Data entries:
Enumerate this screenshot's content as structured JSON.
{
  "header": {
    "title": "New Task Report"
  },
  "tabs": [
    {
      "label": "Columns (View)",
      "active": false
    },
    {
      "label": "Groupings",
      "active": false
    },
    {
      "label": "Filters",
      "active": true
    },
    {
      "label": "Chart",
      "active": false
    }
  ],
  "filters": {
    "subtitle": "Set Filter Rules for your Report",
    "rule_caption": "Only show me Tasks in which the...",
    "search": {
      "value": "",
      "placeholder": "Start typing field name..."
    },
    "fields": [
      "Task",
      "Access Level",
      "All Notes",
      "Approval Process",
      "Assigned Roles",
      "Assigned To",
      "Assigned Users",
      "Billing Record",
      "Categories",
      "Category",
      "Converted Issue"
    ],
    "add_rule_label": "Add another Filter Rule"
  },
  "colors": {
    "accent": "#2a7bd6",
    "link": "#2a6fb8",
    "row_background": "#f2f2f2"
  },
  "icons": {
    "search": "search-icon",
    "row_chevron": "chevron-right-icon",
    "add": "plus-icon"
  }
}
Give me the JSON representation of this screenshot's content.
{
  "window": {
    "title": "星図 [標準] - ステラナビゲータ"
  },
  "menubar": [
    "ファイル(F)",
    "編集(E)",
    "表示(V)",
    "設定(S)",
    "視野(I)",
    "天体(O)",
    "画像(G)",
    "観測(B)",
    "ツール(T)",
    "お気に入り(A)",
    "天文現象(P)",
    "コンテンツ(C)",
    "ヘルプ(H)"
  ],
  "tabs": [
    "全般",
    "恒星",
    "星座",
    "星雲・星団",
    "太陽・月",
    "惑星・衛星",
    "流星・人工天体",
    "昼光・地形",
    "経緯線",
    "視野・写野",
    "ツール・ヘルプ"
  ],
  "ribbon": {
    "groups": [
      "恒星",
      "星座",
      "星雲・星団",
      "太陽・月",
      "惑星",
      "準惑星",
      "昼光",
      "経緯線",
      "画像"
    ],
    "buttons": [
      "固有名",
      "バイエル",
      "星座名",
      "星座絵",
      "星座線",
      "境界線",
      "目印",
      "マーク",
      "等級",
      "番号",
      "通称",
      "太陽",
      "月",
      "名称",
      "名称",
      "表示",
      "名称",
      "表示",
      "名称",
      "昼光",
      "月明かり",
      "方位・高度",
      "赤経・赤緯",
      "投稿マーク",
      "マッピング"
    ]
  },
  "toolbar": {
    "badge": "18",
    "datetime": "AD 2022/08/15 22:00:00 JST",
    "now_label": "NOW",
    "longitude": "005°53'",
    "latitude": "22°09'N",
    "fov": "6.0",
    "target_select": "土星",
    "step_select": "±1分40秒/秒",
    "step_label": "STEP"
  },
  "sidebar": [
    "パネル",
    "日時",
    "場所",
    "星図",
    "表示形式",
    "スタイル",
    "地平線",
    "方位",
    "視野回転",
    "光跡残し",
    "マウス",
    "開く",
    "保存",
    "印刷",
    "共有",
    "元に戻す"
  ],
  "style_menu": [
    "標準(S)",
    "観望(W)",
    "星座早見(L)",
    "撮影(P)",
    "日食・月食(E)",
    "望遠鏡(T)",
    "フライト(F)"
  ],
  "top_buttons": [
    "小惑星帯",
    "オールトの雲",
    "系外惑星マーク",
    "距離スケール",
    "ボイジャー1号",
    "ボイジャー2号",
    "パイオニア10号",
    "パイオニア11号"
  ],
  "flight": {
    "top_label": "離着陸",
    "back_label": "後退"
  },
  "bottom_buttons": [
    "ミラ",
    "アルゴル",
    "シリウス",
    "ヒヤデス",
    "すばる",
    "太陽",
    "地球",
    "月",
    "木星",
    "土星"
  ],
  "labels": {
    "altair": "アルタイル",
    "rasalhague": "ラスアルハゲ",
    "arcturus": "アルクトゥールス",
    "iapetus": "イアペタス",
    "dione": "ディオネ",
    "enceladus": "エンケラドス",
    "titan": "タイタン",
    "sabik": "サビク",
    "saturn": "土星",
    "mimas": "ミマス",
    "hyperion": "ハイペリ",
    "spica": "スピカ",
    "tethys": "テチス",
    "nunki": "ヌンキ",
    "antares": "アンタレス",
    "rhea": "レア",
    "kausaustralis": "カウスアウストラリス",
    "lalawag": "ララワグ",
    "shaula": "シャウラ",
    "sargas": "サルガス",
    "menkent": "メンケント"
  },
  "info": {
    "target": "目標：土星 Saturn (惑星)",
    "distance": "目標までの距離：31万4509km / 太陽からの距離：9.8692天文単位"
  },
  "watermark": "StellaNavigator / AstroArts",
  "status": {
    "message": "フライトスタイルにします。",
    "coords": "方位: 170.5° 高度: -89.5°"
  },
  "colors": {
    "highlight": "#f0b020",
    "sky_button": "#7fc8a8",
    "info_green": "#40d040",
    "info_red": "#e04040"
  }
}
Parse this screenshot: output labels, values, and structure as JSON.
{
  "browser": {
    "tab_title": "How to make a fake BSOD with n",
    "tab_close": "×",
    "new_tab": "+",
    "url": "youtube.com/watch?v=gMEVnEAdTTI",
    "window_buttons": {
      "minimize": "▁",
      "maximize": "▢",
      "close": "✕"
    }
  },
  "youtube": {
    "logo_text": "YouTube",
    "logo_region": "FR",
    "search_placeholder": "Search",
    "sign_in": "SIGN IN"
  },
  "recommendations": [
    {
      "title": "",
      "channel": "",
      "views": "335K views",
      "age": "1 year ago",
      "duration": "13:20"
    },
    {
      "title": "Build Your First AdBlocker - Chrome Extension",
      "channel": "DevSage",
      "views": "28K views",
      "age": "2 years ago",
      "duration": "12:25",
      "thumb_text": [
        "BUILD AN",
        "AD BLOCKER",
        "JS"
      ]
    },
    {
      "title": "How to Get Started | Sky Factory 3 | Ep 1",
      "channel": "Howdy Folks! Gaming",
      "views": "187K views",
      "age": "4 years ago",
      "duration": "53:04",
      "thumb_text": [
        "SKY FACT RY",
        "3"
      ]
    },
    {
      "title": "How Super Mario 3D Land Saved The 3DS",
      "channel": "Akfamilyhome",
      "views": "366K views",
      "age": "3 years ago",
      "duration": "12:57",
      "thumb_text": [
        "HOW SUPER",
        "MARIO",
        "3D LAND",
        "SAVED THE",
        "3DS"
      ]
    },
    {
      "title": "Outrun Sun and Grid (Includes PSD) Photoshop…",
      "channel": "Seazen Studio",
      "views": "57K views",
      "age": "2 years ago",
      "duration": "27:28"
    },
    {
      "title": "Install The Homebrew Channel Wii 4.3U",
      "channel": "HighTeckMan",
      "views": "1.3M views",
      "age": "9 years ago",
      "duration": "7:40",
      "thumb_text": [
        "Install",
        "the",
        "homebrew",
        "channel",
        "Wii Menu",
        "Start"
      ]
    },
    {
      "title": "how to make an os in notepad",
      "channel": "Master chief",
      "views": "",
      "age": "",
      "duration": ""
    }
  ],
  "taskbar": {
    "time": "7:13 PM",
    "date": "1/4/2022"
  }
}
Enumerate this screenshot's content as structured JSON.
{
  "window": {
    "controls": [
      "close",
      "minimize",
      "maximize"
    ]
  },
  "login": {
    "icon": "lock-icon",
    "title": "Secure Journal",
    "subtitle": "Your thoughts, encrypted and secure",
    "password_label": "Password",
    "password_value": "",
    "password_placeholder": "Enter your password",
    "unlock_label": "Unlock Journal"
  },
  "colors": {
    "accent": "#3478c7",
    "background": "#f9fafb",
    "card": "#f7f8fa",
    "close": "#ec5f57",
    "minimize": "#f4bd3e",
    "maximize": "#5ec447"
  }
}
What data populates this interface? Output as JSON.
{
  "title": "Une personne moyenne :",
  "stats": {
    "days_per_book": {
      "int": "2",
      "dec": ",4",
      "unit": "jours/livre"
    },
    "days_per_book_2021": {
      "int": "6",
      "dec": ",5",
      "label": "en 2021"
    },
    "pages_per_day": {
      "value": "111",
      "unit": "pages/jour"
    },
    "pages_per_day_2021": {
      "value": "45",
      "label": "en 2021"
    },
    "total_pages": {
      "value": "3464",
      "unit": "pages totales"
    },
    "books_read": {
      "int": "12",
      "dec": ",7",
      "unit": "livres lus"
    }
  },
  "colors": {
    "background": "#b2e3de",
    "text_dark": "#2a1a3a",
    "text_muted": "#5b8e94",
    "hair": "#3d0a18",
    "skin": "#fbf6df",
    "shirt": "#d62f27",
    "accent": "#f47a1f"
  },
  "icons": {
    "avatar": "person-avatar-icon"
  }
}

AIM OF THE TASK: From the listing above, collect every line that mentions the word "maximize".

FINISHED EXERCISE:
      "maximize": "▢",
      "maximize"
    "maximize": "#5ec447"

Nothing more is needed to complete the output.